● Selected text:
○ ○ ○ ○ ○
Lack of association between ACE ID polymorphism and colorectal cancer in Romanian patients
M. Toma, D. Cimponeriu, P. Apostol, M. Stavarachi, M. Cojocaru, I. Radu, L. Gavrilã, L. Belusicã, A-M. CrãciunOriginal article, no. 5, 2009
* Human Genetics Department, Institute of Genetics
* Surgical Departament, Cantacuzino Hospital, Bucharest, Romania
* N. Paulescu Institute, Bucharest, Romania
Introduction
The renin-angiotensin-aldosteron system (RAAS) is an endocrine and paracrine system involved in cell proliferation and apoptosis, immune response, extracellular matrix formation, hemodynamics and angiogenesis. It seems also to be involved in the development or progression of some malignancies (1,2) including gastric (3), colorectal (4,5), breast (6), prostate (7) and endometrial (8) cancers. Several clinical trials and experiments on animal models showed that pharmacological inhibitors of this system have the potential to significantly reduce the cancer risk and the rate of tumor growth and metastases (9,10,11).
The angiotensin I-converting enzyme (ACE), which is a cell surface zinc metallopeptidase plays an important role in the RAAS. The ACE is the rate-limiting enzyme in the conversion of angiotensin I to the powerful vasoconstrictor angiotensin II and also inactivates the bradykinin, substance P and enkephalins. The inter-individual variability of plasma circulating level of ACE was correlated with the insertion/deletion (ACE ID) of a 287-bp Alu repeat in intron 16 of the gene. The individuals who are homozygous for the insertion (II) have lower plasma level than those homozygous for deletion (DD), while ID carriers present an intermediate level (12).
The goal of this study was to analyze the possible association between ACE gene I/D polymorphism and colorectal cancer in a group of Romanian patients.
○ ○ ○ ○ ○
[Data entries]
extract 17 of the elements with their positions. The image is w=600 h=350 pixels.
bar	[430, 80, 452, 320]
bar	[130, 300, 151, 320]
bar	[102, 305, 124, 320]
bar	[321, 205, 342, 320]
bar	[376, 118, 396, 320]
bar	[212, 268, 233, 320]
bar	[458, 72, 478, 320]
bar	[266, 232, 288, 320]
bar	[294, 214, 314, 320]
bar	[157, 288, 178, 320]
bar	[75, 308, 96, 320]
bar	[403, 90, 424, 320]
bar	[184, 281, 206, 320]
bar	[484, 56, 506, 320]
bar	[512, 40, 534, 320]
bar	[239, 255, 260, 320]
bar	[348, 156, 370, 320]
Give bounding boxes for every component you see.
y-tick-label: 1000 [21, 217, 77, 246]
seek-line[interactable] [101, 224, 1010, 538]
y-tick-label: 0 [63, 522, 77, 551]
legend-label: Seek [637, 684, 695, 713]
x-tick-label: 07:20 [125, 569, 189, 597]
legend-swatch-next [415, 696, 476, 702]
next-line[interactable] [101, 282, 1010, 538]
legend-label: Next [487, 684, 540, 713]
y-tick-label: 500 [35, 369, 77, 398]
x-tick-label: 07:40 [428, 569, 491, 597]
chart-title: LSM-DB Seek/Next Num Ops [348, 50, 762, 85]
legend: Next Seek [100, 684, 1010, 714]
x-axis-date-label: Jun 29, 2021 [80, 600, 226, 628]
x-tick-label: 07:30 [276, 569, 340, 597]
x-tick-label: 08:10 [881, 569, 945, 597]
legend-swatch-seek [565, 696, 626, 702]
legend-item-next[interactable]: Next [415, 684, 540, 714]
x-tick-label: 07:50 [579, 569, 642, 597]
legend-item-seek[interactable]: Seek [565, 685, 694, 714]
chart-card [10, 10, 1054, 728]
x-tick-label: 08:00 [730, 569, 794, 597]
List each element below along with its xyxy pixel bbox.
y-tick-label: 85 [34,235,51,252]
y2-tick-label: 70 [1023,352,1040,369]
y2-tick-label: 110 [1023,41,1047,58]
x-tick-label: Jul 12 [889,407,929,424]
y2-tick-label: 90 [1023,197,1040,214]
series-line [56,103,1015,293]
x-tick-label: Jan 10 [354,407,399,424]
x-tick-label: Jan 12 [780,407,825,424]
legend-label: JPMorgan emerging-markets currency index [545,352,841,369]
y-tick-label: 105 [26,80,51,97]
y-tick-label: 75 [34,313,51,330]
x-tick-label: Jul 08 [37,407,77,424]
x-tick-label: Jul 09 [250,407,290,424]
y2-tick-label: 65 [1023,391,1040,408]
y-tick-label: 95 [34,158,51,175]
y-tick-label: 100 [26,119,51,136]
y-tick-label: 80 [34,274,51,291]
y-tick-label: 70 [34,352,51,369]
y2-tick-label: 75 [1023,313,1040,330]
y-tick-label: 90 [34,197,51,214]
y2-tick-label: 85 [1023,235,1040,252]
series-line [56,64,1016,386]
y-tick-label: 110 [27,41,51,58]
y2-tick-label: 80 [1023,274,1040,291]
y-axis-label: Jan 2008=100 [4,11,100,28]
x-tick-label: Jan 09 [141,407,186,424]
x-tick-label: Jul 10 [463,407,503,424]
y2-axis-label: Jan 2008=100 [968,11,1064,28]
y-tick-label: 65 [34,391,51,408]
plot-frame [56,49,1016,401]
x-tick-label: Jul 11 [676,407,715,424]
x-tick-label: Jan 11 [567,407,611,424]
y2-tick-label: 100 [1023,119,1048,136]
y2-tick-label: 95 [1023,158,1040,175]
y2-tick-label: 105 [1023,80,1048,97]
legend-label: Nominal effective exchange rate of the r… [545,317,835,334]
○ ○ ○ ○ ○
● Task to complete: In the article on ACE ID polymorphism and colorectal cancer, where in the gene is the 287-bp Alu repeat located? These items are separate material, apart from the article.

● Result for this task: In intron 16.